From the data that follows, copy every line holding the string "text".

(Records from a data collection)
━━━━━━━━
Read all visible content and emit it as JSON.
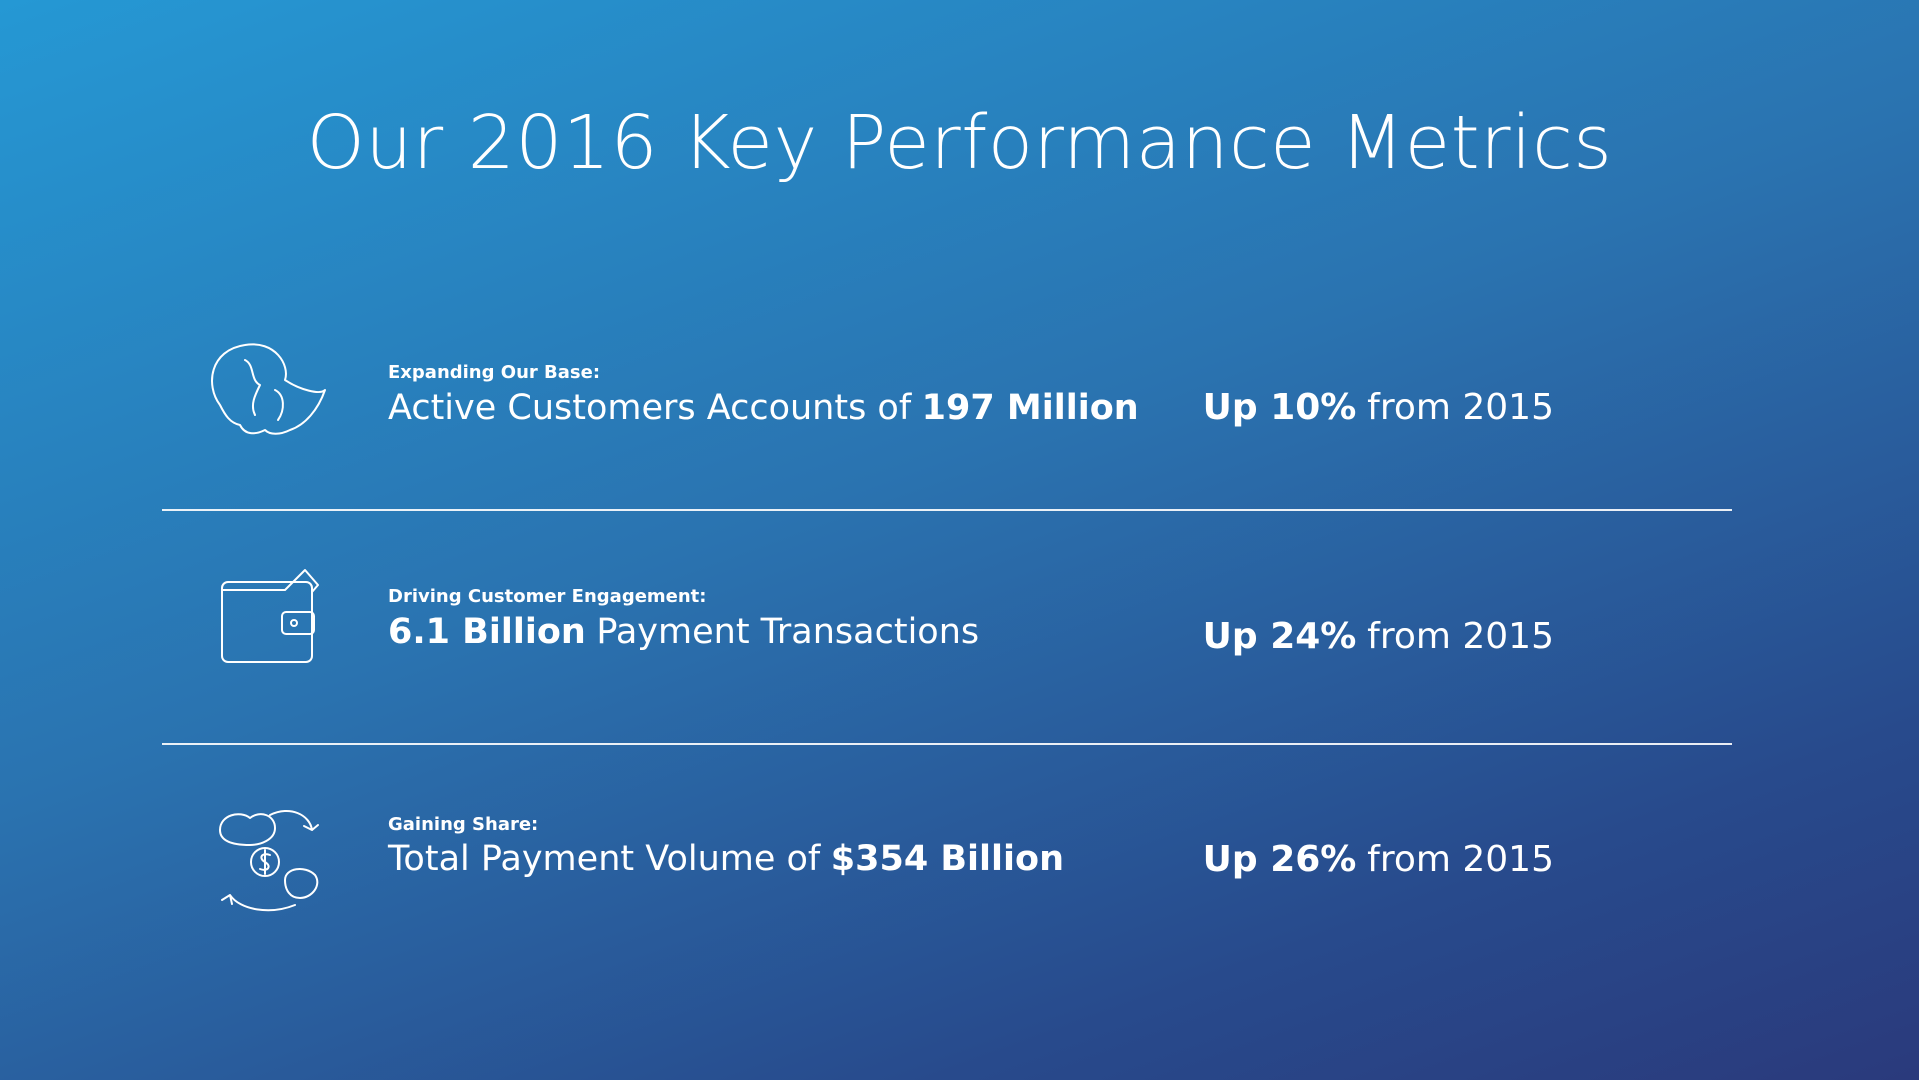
{
  "title": "Our 2016 Key Performance Metrics",
  "metrics": [
    {
      "label": "Expanding Our Base:",
      "description": [
        {
          "text": "Active Customers Accounts of",
          "bold": false
        },
        {
          "text": "197 Million",
          "bold": true
        }
      ],
      "change": [
        {
          "text": "Up 10%",
          "bold": true
        },
        {
          "text": "from 2015",
          "bold": false
        }
      ]
    },
    {
      "label": "Driving Customer Engagement:",
      "description": [
        {
          "text": "6.1 Billion",
          "bold": true
        },
        {
          "text": "Payment Transactions",
          "bold": false
        }
      ],
      "change": [
        {
          "text": "Up 24%",
          "bold": true
        },
        {
          "text": "from 2015",
          "bold": false
        }
      ]
    },
    {
      "label": "Gaining Share:",
      "description": [
        {
          "text": "Total Payment Volume of",
          "bold": false
        },
        {
          "text": "$354 Billion",
          "bold": true
        }
      ],
      "change": [
        {
          "text": "Up 26%",
          "bold": true
        },
        {
          "text": "from 2015",
          "bold": false
        }
      ]
    }
  ]
}
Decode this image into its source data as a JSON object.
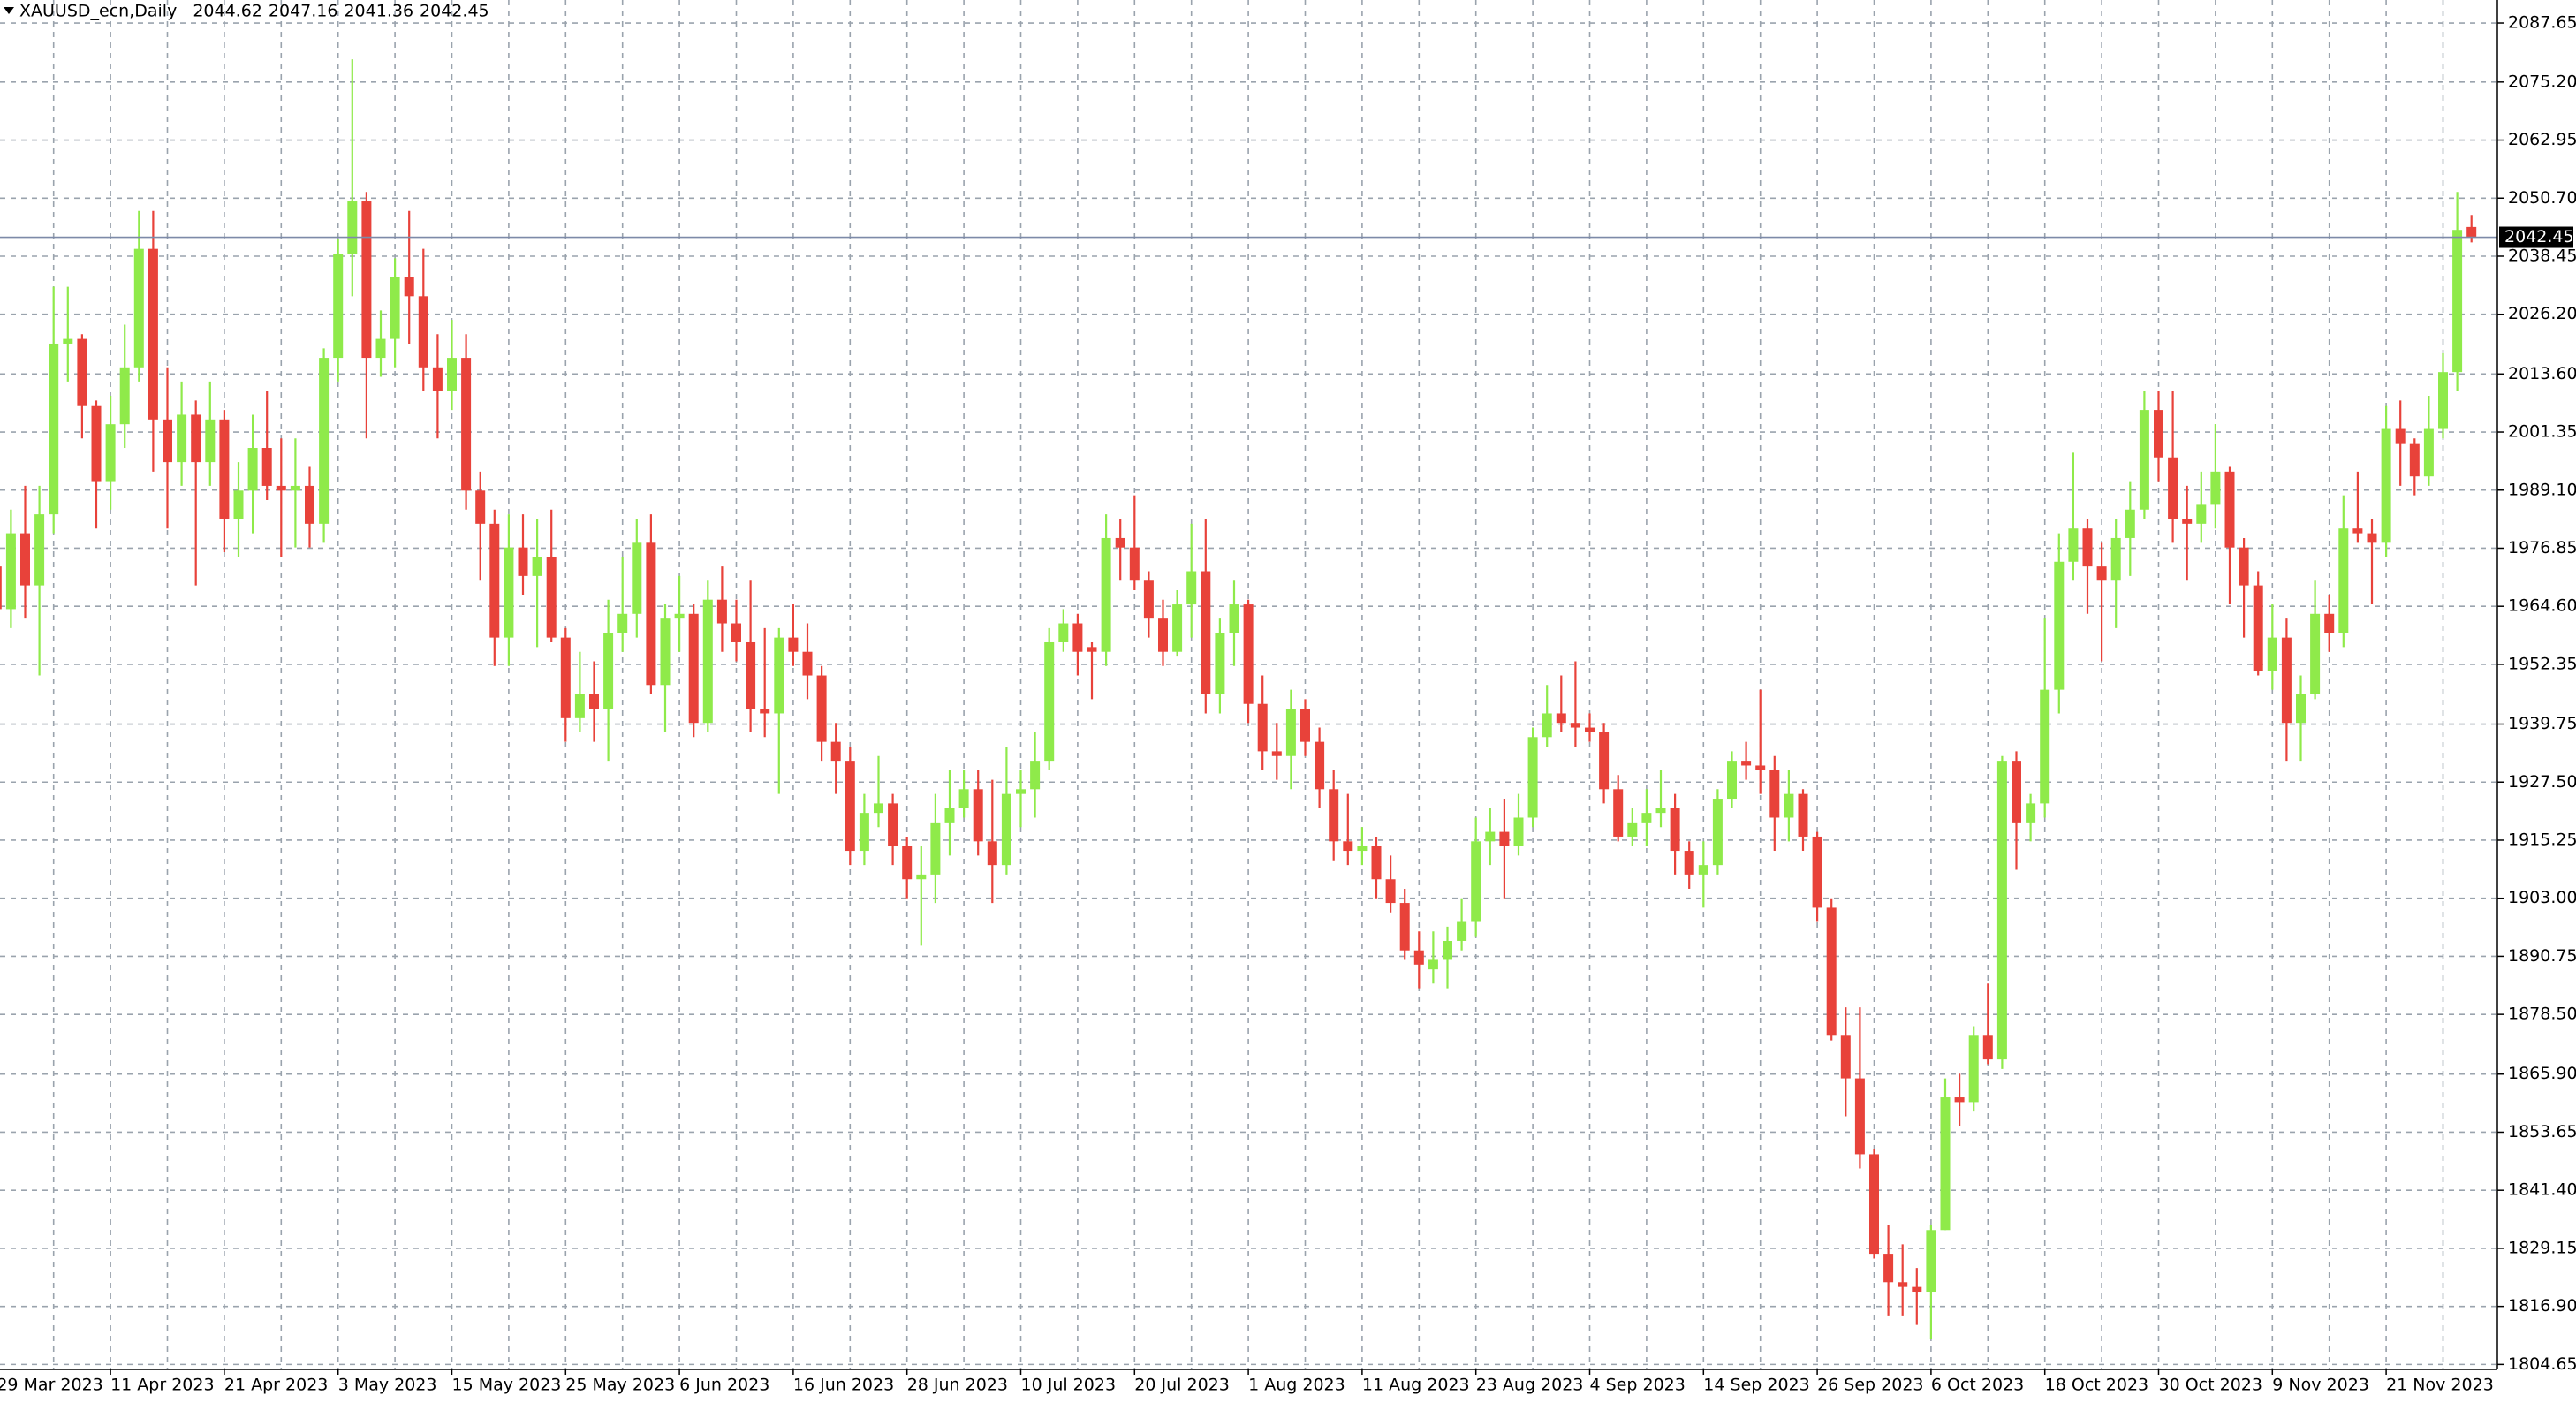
{
  "chart_data": {
    "type": "candlestick",
    "title": "XAUUSD_ecn,Daily",
    "categories": [
      "29 Mar 2023",
      null,
      null,
      null,
      null,
      null,
      null,
      null,
      "11 Apr 2023",
      null,
      null,
      null,
      null,
      null,
      null,
      null,
      "21 Apr 2023",
      null,
      null,
      null,
      null,
      null,
      null,
      null,
      "3 May 2023",
      null,
      null,
      null,
      null,
      null,
      null,
      null,
      "15 May 2023",
      null,
      null,
      null,
      null,
      null,
      null,
      null,
      "25 May 2023",
      null,
      null,
      null,
      null,
      null,
      null,
      null,
      "6 Jun 2023",
      null,
      null,
      null,
      null,
      null,
      null,
      null,
      "16 Jun 2023",
      null,
      null,
      null,
      null,
      null,
      null,
      null,
      "28 Jun 2023",
      null,
      null,
      null,
      null,
      null,
      null,
      null,
      "10 Jul 2023",
      null,
      null,
      null,
      null,
      null,
      null,
      null,
      "20 Jul 2023",
      null,
      null,
      null,
      null,
      null,
      null,
      null,
      "1 Aug 2023",
      null,
      null,
      null,
      null,
      null,
      null,
      null,
      "11 Aug 2023",
      null,
      null,
      null,
      null,
      null,
      null,
      null,
      "23 Aug 2023",
      null,
      null,
      null,
      null,
      null,
      null,
      null,
      "4 Sep 2023",
      null,
      null,
      null,
      null,
      null,
      null,
      null,
      "14 Sep 2023",
      null,
      null,
      null,
      null,
      null,
      null,
      null,
      "26 Sep 2023",
      null,
      null,
      null,
      null,
      null,
      null,
      null,
      "6 Oct 2023",
      null,
      null,
      null,
      null,
      null,
      null,
      null,
      "18 Oct 2023",
      null,
      null,
      null,
      null,
      null,
      null,
      null,
      "30 Oct 2023",
      null,
      null,
      null,
      null,
      null,
      null,
      null,
      "9 Nov 2023",
      null,
      null,
      null,
      null,
      null,
      null,
      null,
      "21 Nov 2023",
      null,
      null,
      null,
      null,
      null,
      null
    ],
    "open": [
      1973,
      1964,
      1980,
      1969,
      1984,
      2020,
      2021,
      2007,
      1991,
      2003,
      2015,
      2040,
      2004,
      1995,
      2005,
      1995,
      2004,
      1983,
      1989,
      1998,
      1990,
      1989,
      1990,
      1982,
      2017,
      2039,
      2050,
      2017,
      2021,
      2034,
      2030,
      2015,
      2010,
      2017,
      1989,
      1982,
      1958,
      1977,
      1971,
      1975,
      1958,
      1941,
      1946,
      1943,
      1959,
      1963,
      1978,
      1948,
      1962,
      1963,
      1940,
      1966,
      1961,
      1957,
      1943,
      1942,
      1958,
      1955,
      1950,
      1936,
      1932,
      1913,
      1921,
      1923,
      1914,
      1907,
      1908,
      1919,
      1922,
      1926,
      1915,
      1910,
      1925,
      1926,
      1932,
      1957,
      1961,
      1956,
      1955,
      1979,
      1977,
      1970,
      1962,
      1955,
      1965,
      1972,
      1946,
      1959,
      1965,
      1944,
      1934,
      1933,
      1943,
      1936,
      1926,
      1915,
      1913,
      1914,
      1907,
      1902,
      1892,
      1888,
      1890,
      1894,
      1898,
      1915,
      1917,
      1914,
      1920,
      1937,
      1942,
      1940,
      1939,
      1938,
      1926,
      1916,
      1919,
      1921,
      1922,
      1913,
      1908,
      1910,
      1924,
      1932,
      1931,
      1930,
      1920,
      1925,
      1916,
      1901,
      1874,
      1865,
      1849,
      1828,
      1822,
      1821,
      1820,
      1833,
      1861,
      1860,
      1874,
      1869,
      1932,
      1919,
      1923,
      1947,
      1974,
      1981,
      1973,
      1970,
      1979,
      1985,
      2006,
      1996,
      1983,
      1982,
      1986,
      1993,
      1977,
      1969,
      1951,
      1958,
      1940,
      1946,
      1963,
      1959,
      1981,
      1980,
      1978,
      2002,
      1999,
      1992,
      2002,
      2014,
      2044.62
    ],
    "high": [
      1975,
      1985,
      1990,
      1990,
      2032,
      2032,
      2022,
      2008,
      2009,
      2024,
      2048,
      2048,
      2015,
      2012,
      2008,
      2012,
      2006,
      1995,
      2005,
      2010,
      2000,
      2000,
      1994,
      2019,
      2042,
      2080,
      2052,
      2027,
      2038,
      2048,
      2040,
      2022,
      2025,
      2022,
      1993,
      1985,
      1984,
      1984,
      1983,
      1985,
      1960,
      1955,
      1953,
      1966,
      1975,
      1983,
      1984,
      1965,
      1971,
      1965,
      1970,
      1973,
      1966,
      1970,
      1960,
      1960,
      1965,
      1961,
      1952,
      1940,
      1935,
      1925,
      1933,
      1925,
      1916,
      1914,
      1925,
      1930,
      1930,
      1930,
      1928,
      1935,
      1930,
      1938,
      1960,
      1964,
      1963,
      1957,
      1984,
      1983,
      1988,
      1972,
      1966,
      1968,
      1982,
      1983,
      1962,
      1970,
      1966,
      1950,
      1940,
      1947,
      1945,
      1939,
      1930,
      1925,
      1918,
      1916,
      1912,
      1905,
      1896,
      1896,
      1897,
      1903,
      1920,
      1922,
      1924,
      1925,
      1939,
      1948,
      1950,
      1953,
      1942,
      1940,
      1929,
      1922,
      1926,
      1930,
      1925,
      1915,
      1915,
      1926,
      1934,
      1936,
      1947,
      1933,
      1930,
      1926,
      1917,
      1903,
      1880,
      1880,
      1850,
      1834,
      1830,
      1825,
      1834,
      1865,
      1866,
      1876,
      1885,
      1933,
      1934,
      1925,
      1962,
      1980,
      1997,
      1983,
      1978,
      1983,
      1991,
      2010,
      2010,
      2010,
      1990,
      1993,
      2003,
      1994,
      1979,
      1972,
      1965,
      1962,
      1950,
      1970,
      1967,
      1988,
      1993,
      1983,
      2007,
      2008,
      2000,
      2009,
      2018,
      2052,
      2047.16
    ],
    "low": [
      1950,
      1960,
      1962,
      1950,
      1980,
      2012,
      2000,
      1981,
      1985,
      1998,
      2012,
      1993,
      1981,
      1990,
      1969,
      1990,
      1976,
      1975,
      1980,
      1987,
      1975,
      1977,
      1977,
      1978,
      2012,
      2030,
      2000,
      2013,
      2015,
      2020,
      2010,
      2000,
      2006,
      1985,
      1970,
      1952,
      1952,
      1967,
      1956,
      1957,
      1936,
      1938,
      1936,
      1932,
      1955,
      1958,
      1946,
      1938,
      1955,
      1937,
      1938,
      1955,
      1953,
      1938,
      1937,
      1925,
      1952,
      1945,
      1932,
      1925,
      1910,
      1910,
      1918,
      1910,
      1903,
      1893,
      1902,
      1912,
      1920,
      1912,
      1902,
      1908,
      1918,
      1920,
      1930,
      1955,
      1950,
      1945,
      1952,
      1970,
      1968,
      1958,
      1952,
      1954,
      1958,
      1942,
      1942,
      1952,
      1940,
      1930,
      1928,
      1926,
      1933,
      1922,
      1911,
      1910,
      1910,
      1903,
      1900,
      1890,
      1884,
      1885,
      1884,
      1892,
      1895,
      1910,
      1903,
      1912,
      1918,
      1935,
      1938,
      1935,
      1936,
      1923,
      1915,
      1914,
      1914,
      1918,
      1908,
      1905,
      1901,
      1908,
      1922,
      1928,
      1925,
      1913,
      1915,
      1913,
      1898,
      1873,
      1857,
      1846,
      1827,
      1815,
      1815,
      1813,
      1810,
      1833,
      1855,
      1858,
      1868,
      1867,
      1909,
      1915,
      1920,
      1942,
      1970,
      1963,
      1953,
      1960,
      1971,
      1983,
      1991,
      1978,
      1970,
      1978,
      1981,
      1965,
      1958,
      1950,
      1947,
      1932,
      1932,
      1945,
      1955,
      1956,
      1978,
      1965,
      1975,
      1990,
      1988,
      1990,
      2000,
      2010,
      2041.36
    ],
    "close": [
      1964,
      1980,
      1969,
      1984,
      2020,
      2021,
      2007,
      1991,
      2003,
      2015,
      2040,
      2004,
      1995,
      2005,
      1995,
      2004,
      1983,
      1989,
      1998,
      1990,
      1989,
      1990,
      1982,
      2017,
      2039,
      2050,
      2017,
      2021,
      2034,
      2030,
      2015,
      2010,
      2017,
      1989,
      1982,
      1958,
      1977,
      1971,
      1975,
      1958,
      1941,
      1946,
      1943,
      1959,
      1963,
      1978,
      1948,
      1962,
      1963,
      1940,
      1966,
      1961,
      1957,
      1943,
      1942,
      1958,
      1955,
      1950,
      1936,
      1932,
      1913,
      1921,
      1923,
      1914,
      1907,
      1908,
      1919,
      1922,
      1926,
      1915,
      1910,
      1925,
      1926,
      1932,
      1957,
      1961,
      1955,
      1955,
      1979,
      1977,
      1970,
      1962,
      1955,
      1965,
      1972,
      1946,
      1959,
      1965,
      1944,
      1934,
      1933,
      1943,
      1936,
      1926,
      1915,
      1913,
      1914,
      1907,
      1902,
      1892,
      1889,
      1890,
      1894,
      1898,
      1915,
      1917,
      1914,
      1920,
      1937,
      1942,
      1940,
      1939,
      1938,
      1926,
      1916,
      1919,
      1921,
      1922,
      1913,
      1908,
      1910,
      1924,
      1932,
      1931,
      1930,
      1920,
      1925,
      1916,
      1901,
      1874,
      1865,
      1849,
      1828,
      1822,
      1821,
      1820,
      1833,
      1861,
      1860,
      1874,
      1869,
      1932,
      1919,
      1923,
      1947,
      1974,
      1981,
      1973,
      1970,
      1979,
      1985,
      2006,
      1996,
      1983,
      1982,
      1986,
      1993,
      1977,
      1969,
      1951,
      1958,
      1940,
      1946,
      1963,
      1959,
      1981,
      1980,
      1978,
      2002,
      1999,
      1992,
      2002,
      2014,
      2044,
      2042.45
    ],
    "up_color": "#8fea4a",
    "down_color": "#e8423a",
    "ylim": [
      1803.6,
      2092.5
    ],
    "yticks": [
      2087.65,
      {
        "value": 2075.2,
        "label": "2075.20"
      },
      2062.95,
      {
        "value": 2050.7,
        "label": "2050.70"
      },
      2038.45,
      {
        "value": 2026.2,
        "label": "2026.20"
      },
      {
        "value": 2013.6,
        "label": "2013.60"
      },
      2001.35,
      {
        "value": 1989.1,
        "label": "1989.10"
      },
      1976.85,
      {
        "value": 1964.6,
        "label": "1964.60"
      },
      1952.35,
      1939.75,
      {
        "value": 1927.5,
        "label": "1927.50"
      },
      1915.25,
      {
        "value": 1903,
        "label": "1903.00"
      },
      1890.75,
      {
        "value": 1878.5,
        "label": "1878.50"
      },
      {
        "value": 1865.9,
        "label": "1865.90"
      },
      1853.65,
      {
        "value": 1841.4,
        "label": "1841.40"
      },
      1829.15,
      {
        "value": 1816.9,
        "label": "1816.90"
      },
      1804.65
    ],
    "grid": true
  }
}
━━━━━━━━
## The output
          "text": "Active Customers Accounts of",
          "text": "197 Million",
          "text": "Up 10%",
          "text": "from 2015",
          "text": "6.1 Billion",
          "text": "Payment Transactions",
          "text": "Up 24%",
          "text": "from 2015",
          "text": "Total Payment Volume of",
          "text": "$354 Billion",
          "text": "Up 26%",
          "text": "from 2015",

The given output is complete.